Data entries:
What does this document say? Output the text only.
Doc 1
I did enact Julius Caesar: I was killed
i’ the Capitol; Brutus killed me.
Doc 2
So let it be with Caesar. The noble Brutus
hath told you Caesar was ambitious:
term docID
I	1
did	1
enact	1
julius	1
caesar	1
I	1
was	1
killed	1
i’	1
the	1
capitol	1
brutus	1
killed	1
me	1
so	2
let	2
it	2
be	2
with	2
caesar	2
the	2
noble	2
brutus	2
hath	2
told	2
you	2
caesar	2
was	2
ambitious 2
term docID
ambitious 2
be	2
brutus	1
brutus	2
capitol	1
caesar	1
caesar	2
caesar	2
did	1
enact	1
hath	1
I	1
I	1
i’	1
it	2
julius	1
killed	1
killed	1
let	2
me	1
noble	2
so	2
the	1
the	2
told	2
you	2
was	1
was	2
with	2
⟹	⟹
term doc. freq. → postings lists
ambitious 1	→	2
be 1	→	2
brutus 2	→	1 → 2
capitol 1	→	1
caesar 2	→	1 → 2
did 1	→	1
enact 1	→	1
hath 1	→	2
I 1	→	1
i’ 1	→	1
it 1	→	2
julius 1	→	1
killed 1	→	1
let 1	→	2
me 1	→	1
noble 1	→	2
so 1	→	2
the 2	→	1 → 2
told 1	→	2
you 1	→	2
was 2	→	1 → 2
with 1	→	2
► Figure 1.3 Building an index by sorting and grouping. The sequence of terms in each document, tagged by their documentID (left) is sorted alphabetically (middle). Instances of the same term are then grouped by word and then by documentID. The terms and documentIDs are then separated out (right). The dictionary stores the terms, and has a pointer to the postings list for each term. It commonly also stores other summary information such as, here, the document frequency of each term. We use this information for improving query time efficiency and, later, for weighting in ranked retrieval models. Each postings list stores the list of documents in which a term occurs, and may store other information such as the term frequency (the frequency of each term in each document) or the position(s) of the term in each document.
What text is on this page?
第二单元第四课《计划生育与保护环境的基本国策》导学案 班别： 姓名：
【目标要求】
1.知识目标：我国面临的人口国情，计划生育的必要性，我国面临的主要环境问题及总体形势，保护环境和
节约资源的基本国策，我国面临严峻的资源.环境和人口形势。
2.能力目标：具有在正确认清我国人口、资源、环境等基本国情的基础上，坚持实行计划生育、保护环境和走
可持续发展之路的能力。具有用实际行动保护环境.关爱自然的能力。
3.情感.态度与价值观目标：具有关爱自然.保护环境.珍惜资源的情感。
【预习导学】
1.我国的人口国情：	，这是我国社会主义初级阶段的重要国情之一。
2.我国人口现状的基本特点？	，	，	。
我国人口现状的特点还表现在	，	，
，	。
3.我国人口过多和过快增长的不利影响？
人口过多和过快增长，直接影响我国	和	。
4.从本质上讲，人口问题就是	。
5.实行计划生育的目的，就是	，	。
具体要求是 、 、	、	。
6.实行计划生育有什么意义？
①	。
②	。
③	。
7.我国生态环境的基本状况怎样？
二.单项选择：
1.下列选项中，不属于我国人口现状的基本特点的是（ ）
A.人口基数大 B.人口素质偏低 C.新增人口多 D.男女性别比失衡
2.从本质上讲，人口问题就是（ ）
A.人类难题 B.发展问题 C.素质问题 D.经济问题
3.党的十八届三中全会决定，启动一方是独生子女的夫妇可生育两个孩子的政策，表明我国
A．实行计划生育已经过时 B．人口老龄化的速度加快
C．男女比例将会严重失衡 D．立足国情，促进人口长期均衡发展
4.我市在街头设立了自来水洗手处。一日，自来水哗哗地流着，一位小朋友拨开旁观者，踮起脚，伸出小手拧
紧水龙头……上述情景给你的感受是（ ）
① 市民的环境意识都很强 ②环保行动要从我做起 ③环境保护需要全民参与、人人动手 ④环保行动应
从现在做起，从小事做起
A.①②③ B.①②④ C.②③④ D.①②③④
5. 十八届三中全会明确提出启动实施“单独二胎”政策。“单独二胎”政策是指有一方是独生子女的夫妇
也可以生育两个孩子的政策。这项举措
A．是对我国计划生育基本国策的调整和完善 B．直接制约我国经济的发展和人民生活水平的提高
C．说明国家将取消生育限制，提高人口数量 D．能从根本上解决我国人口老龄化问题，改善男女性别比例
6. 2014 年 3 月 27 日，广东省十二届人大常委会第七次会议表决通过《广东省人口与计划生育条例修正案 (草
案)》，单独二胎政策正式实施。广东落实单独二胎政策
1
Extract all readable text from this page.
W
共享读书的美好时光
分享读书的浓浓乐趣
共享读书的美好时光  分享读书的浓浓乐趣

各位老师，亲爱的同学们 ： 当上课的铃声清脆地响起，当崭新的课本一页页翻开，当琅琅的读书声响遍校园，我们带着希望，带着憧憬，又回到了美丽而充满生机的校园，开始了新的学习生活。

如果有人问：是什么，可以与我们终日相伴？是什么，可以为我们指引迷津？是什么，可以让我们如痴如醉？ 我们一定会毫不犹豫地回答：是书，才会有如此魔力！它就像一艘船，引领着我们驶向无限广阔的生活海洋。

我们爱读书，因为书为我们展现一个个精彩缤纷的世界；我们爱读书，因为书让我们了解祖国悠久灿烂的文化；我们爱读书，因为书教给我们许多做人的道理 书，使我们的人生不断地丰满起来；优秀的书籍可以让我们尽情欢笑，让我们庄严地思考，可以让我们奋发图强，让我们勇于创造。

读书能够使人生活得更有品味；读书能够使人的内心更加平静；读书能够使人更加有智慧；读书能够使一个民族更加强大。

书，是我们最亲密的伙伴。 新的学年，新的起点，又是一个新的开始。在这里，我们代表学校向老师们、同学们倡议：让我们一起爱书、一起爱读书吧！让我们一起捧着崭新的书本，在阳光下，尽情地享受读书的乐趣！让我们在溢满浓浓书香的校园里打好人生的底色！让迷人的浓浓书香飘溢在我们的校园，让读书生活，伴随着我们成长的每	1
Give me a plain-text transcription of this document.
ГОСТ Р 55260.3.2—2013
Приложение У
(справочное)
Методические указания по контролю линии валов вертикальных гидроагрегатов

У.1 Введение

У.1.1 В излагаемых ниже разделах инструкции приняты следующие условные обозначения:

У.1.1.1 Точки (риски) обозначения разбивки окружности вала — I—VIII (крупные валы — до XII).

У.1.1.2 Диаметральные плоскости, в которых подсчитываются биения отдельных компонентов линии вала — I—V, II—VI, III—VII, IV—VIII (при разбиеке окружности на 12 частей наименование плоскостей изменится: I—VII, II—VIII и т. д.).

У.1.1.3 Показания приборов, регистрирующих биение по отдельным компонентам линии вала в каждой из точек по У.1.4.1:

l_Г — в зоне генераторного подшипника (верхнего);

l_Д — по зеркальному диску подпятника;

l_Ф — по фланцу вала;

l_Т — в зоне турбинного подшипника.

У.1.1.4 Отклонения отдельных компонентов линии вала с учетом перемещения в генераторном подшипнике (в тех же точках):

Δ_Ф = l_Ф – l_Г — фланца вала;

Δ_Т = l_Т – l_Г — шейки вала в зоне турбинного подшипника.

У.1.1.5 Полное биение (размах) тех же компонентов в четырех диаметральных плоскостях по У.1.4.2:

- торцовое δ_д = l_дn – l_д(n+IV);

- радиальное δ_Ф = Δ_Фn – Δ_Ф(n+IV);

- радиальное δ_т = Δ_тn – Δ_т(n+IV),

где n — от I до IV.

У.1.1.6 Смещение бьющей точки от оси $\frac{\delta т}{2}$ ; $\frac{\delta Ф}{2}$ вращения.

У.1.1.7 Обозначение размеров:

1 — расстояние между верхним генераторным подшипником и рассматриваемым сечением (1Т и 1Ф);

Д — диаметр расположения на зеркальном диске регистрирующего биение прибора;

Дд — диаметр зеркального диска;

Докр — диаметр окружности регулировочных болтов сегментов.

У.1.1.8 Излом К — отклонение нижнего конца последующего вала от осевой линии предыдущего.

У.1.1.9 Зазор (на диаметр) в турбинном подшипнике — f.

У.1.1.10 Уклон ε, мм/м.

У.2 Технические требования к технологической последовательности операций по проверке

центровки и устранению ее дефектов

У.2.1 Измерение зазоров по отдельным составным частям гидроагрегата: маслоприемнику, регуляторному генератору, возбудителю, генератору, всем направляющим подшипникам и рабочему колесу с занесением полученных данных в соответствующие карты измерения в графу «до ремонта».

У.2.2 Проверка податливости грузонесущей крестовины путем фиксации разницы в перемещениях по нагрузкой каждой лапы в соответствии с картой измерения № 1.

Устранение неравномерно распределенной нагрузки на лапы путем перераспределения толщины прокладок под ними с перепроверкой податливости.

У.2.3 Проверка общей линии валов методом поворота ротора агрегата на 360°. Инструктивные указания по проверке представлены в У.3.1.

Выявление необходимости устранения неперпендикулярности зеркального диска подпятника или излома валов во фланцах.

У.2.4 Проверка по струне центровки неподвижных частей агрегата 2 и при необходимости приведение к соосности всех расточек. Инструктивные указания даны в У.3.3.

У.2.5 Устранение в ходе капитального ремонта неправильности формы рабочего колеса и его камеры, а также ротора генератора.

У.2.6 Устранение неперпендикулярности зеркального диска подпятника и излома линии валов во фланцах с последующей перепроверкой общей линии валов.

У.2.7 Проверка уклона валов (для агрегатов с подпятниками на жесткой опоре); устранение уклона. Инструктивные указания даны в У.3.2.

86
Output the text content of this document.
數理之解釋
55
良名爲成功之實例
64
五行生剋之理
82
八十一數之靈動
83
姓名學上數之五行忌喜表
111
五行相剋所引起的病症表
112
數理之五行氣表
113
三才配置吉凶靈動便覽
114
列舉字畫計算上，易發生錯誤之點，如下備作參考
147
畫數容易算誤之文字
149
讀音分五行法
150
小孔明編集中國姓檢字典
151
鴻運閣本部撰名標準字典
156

EXERCISE |
Send back exactly the lines from the line with "Output the text content of this document." through the end of the records.

EXERCISE OUTPUT |
Output the text content of this document.
數理之解釋
55
良名爲成功之實例
64
五行生剋之理
82
八十一數之靈動
83
姓名學上數之五行忌喜表
111
五行相剋所引起的病症表
112
數理之五行氣表
113
三才配置吉凶靈動便覽
114
列舉字畫計算上，易發生錯誤之點，如下備作參考
147
畫數容易算誤之文字
149
讀音分五行法
150
小孔明編集中國姓檢字典
151
鴻運閣本部撰名標準字典
156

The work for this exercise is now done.